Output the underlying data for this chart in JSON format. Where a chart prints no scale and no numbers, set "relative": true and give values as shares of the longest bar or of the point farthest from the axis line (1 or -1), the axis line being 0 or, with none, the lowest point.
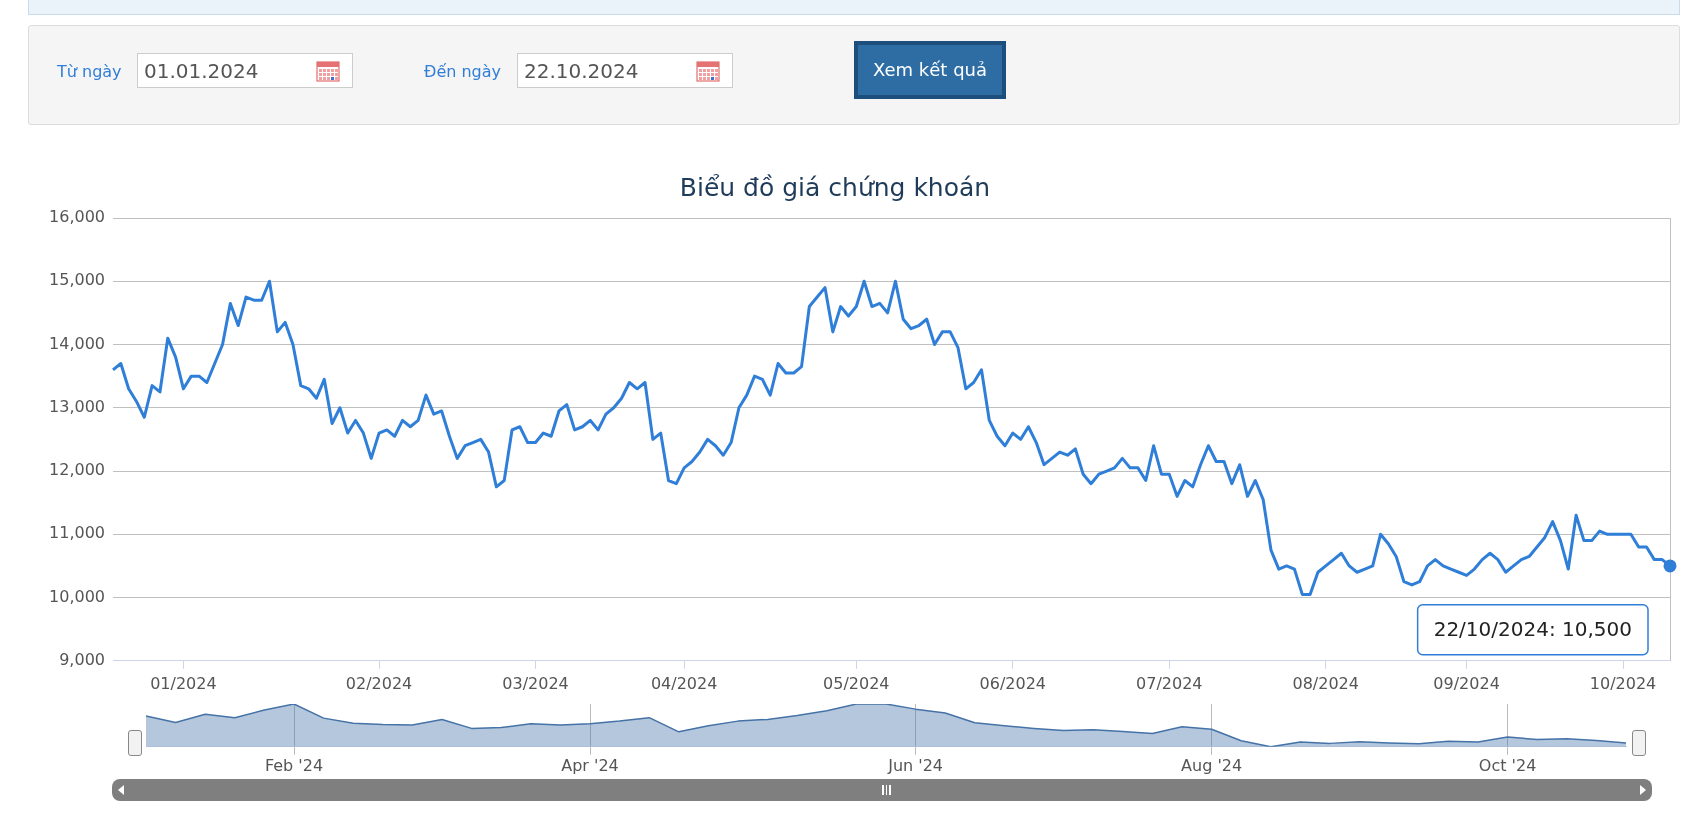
{
  "chart_data": [
    {
      "type": "other",
      "annotations": [
        "Từ ngày",
        "01.01.2024",
        "Đến ngày",
        "22.10.2024",
        "Xem kết quả"
      ]
    },
    {
      "type": "line",
      "title": "Biểu đồ giá chứng khoán",
      "grid": "y",
      "marker": "none",
      "ylim": [
        9000,
        16000
      ],
      "yticks": [
        {
          "value": 9000,
          "label": "9,000"
        },
        {
          "value": 10000,
          "label": "10,000"
        },
        {
          "value": 11000,
          "label": "11,000"
        },
        {
          "value": 12000,
          "label": "12,000"
        },
        {
          "value": 13000,
          "label": "13,000"
        },
        {
          "value": 14000,
          "label": "14,000"
        },
        {
          "value": 15000,
          "label": "15,000"
        },
        {
          "value": 16000,
          "label": "16,000"
        }
      ],
      "categories": [
        null,
        null,
        null,
        null,
        null,
        null,
        null,
        null,
        null,
        "01/2024",
        null,
        null,
        null,
        null,
        null,
        null,
        null,
        null,
        null,
        null,
        null,
        null,
        null,
        null,
        null,
        null,
        null,
        null,
        null,
        null,
        null,
        null,
        null,
        null,
        "02/2024",
        null,
        null,
        null,
        null,
        null,
        null,
        null,
        null,
        null,
        null,
        null,
        null,
        null,
        null,
        null,
        null,
        null,
        null,
        null,
        "03/2024",
        null,
        null,
        null,
        null,
        null,
        null,
        null,
        null,
        null,
        null,
        null,
        null,
        null,
        null,
        null,
        null,
        null,
        null,
        "04/2024",
        null,
        null,
        null,
        null,
        null,
        null,
        null,
        null,
        null,
        null,
        null,
        null,
        null,
        null,
        null,
        null,
        null,
        null,
        null,
        null,
        null,
        "05/2024",
        null,
        null,
        null,
        null,
        null,
        null,
        null,
        null,
        null,
        null,
        null,
        null,
        null,
        null,
        null,
        null,
        null,
        null,
        null,
        "06/2024",
        null,
        null,
        null,
        null,
        null,
        null,
        null,
        null,
        null,
        null,
        null,
        null,
        null,
        null,
        null,
        null,
        null,
        null,
        null,
        "07/2024",
        null,
        null,
        null,
        null,
        null,
        null,
        null,
        null,
        null,
        null,
        null,
        null,
        null,
        null,
        null,
        null,
        null,
        null,
        null,
        "08/2024",
        null,
        null,
        null,
        null,
        null,
        null,
        null,
        null,
        null,
        null,
        null,
        null,
        null,
        null,
        null,
        null,
        null,
        "09/2024",
        null,
        null,
        null,
        null,
        null,
        null,
        null,
        null,
        null,
        null,
        null,
        null,
        null,
        null,
        null,
        null,
        null,
        null,
        null,
        "10/2024",
        null,
        null,
        null,
        null,
        null,
        null
      ],
      "series": [
        {
          "color": "#2f7ed8",
          "values": [
            13600,
            13700,
            13300,
            13100,
            12850,
            13350,
            13250,
            14100,
            13800,
            13300,
            13500,
            13500,
            13400,
            13700,
            14000,
            14650,
            14300,
            14750,
            14700,
            14700,
            15000,
            14200,
            14350,
            14000,
            13350,
            13300,
            13150,
            13450,
            12750,
            13000,
            12600,
            12800,
            12600,
            12200,
            12600,
            12650,
            12550,
            12800,
            12700,
            12800,
            13200,
            12900,
            12950,
            12550,
            12200,
            12400,
            12450,
            12500,
            12300,
            11750,
            11850,
            12650,
            12700,
            12450,
            12450,
            12600,
            12550,
            12950,
            13050,
            12650,
            12700,
            12800,
            12650,
            12900,
            13000,
            13150,
            13400,
            13300,
            13400,
            12500,
            12600,
            11850,
            11800,
            12050,
            12150,
            12300,
            12500,
            12400,
            12250,
            12450,
            13000,
            13200,
            13500,
            13450,
            13200,
            13700,
            13550,
            13550,
            13650,
            14600,
            14750,
            14900,
            14200,
            14600,
            14450,
            14600,
            15000,
            14600,
            14650,
            14500,
            15000,
            14400,
            14250,
            14300,
            14400,
            14000,
            14200,
            14200,
            13950,
            13300,
            13400,
            13600,
            12800,
            12550,
            12400,
            12600,
            12500,
            12700,
            12450,
            12100,
            12200,
            12300,
            12250,
            12350,
            11950,
            11800,
            11950,
            12000,
            12050,
            12200,
            12050,
            12050,
            11850,
            12400,
            11950,
            11950,
            11600,
            11850,
            11750,
            12100,
            12400,
            12150,
            12150,
            11800,
            12100,
            11600,
            11850,
            11550,
            10750,
            10450,
            10500,
            10450,
            10050,
            10050,
            10400,
            10500,
            10600,
            10700,
            10500,
            10400,
            10450,
            10500,
            11000,
            10850,
            10650,
            10250,
            10200,
            10250,
            10500,
            10600,
            10500,
            10450,
            10400,
            10350,
            10450,
            10600,
            10700,
            10600,
            10400,
            10500,
            10600,
            10650,
            10800,
            10950,
            11200,
            10900,
            10450,
            11300,
            10900,
            10900,
            11050,
            11000,
            11000,
            11000,
            11000,
            10800,
            10800,
            10600,
            10600,
            10500
          ]
        }
      ],
      "annotations": [
        "22/10/2024: 10,500"
      ]
    },
    {
      "type": "area",
      "relative": true,
      "grid": "x",
      "categories": [
        null,
        null,
        null,
        null,
        null,
        "Feb '24",
        null,
        null,
        null,
        null,
        null,
        null,
        null,
        null,
        null,
        "Apr '24",
        null,
        null,
        null,
        null,
        null,
        null,
        null,
        null,
        null,
        null,
        "Jun '24",
        null,
        null,
        null,
        null,
        null,
        null,
        null,
        null,
        null,
        "Aug '24",
        null,
        null,
        null,
        null,
        null,
        null,
        null,
        null,
        null,
        "Oct '24",
        null,
        null,
        null,
        null
      ],
      "series": [
        {
          "color": "#4572a7",
          "values": [
            0.72,
            0.57,
            0.76,
            0.68,
            0.86,
            1,
            0.67,
            0.55,
            0.52,
            0.51,
            0.64,
            0.43,
            0.45,
            0.54,
            0.51,
            0.54,
            0.6,
            0.68,
            0.35,
            0.49,
            0.6,
            0.64,
            0.73,
            0.84,
            1,
            1,
            0.88,
            0.79,
            0.56,
            0.49,
            0.43,
            0.38,
            0.4,
            0.36,
            0.31,
            0.47,
            0.41,
            0.14,
            0,
            0.11,
            0.08,
            0.12,
            0.09,
            0.07,
            0.13,
            0.11,
            0.23,
            0.17,
            0.19,
            0.15,
            0.09
          ]
        }
      ]
    }
  ]
}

▶ [STATED PROBLEM]: Review the preceding data and report every line that includes the string "relative".

▶ [TASK SOLUTION]:
Output the underlying data for this chart in JSON format. Where a chart prints no scale and no numbers, set "relative": true and give values as shares of the longest bar or of the point farthest from the axis line (1 or -1), the axis line being 0 or, with none, the lowest point.
      "relative": true,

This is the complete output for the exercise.